◆ WHAT IS EXPECTED
Leave the pictures out, and retype all of the material exactly as written.

□ □ □

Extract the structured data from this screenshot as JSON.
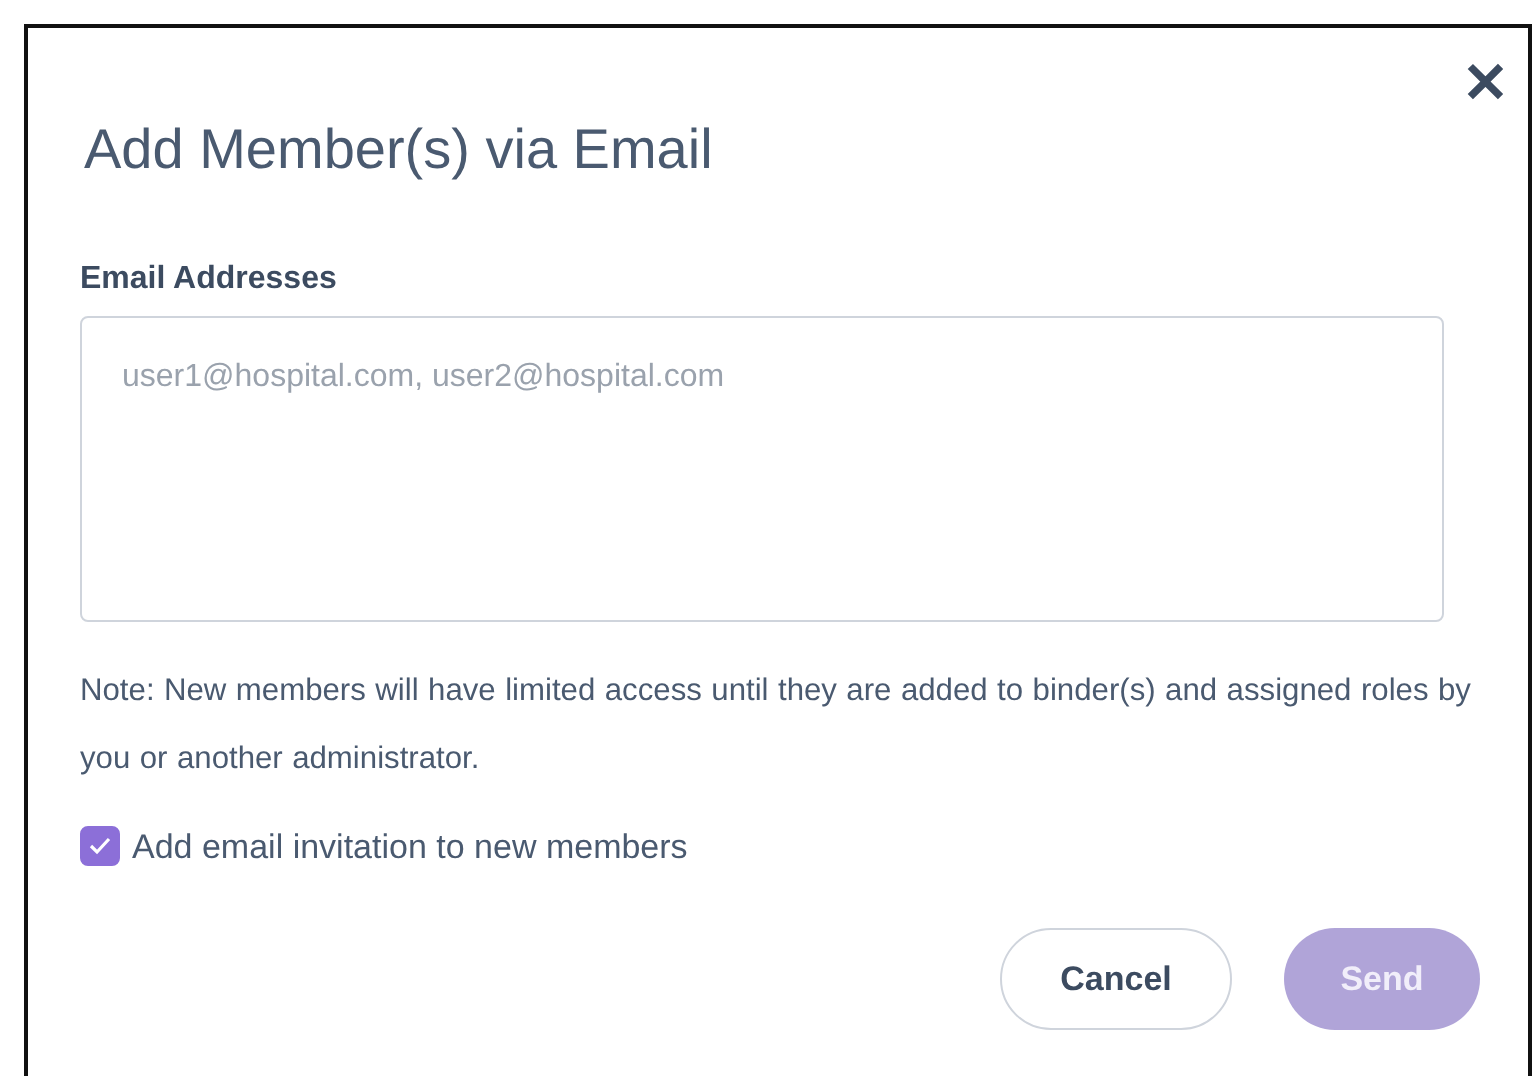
{
  "dialog": {
    "title": "Add Member(s) via Email",
    "close": "✕",
    "email_field": {
      "label": "Email Addresses",
      "placeholder": "user1@hospital.com, user2@hospital.com"
    },
    "note": "Note: New members will have limited access until they are added to binder(s) and assigned roles by you or another administrator.",
    "invite_checkbox": {
      "label": "Add email invitation to new members",
      "checked": true
    },
    "buttons": [
      {
        "label": "Cancel",
        "kind": "secondary",
        "disabled": false
      },
      {
        "label": "Send",
        "kind": "primary",
        "disabled": true
      }
    ]
  }
}
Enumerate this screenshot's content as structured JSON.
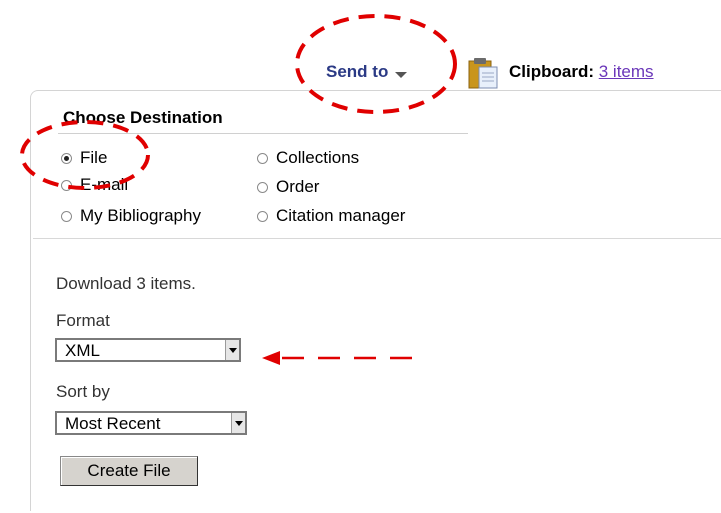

□ □ □

◆ FINISHED EXERCISE
Extract the structured data from this screenshot as JSON.
{
  "dialog": {
    "title": "Add Member(s) via Email",
    "close": "✕",
    "email_field": {
      "label": "Email Addresses",
      "placeholder": "user1@hospital.com, user2@hospital.com"
    },
    "note": "Note: New members will have limited access until they are added to binder(s) and assigned roles by you or another administrator.",
    "invite_checkbox": {
      "label": "Add email invitation to new members",
      "checked": true
    },
    "buttons": [
      {
        "label": "Cancel",
        "kind": "secondary",
        "disabled": false
      },
      {
        "label": "Send",
        "kind": "primary",
        "disabled": true
      }
    ]
  }
}
Enumerate this screenshot's content as structured JSON.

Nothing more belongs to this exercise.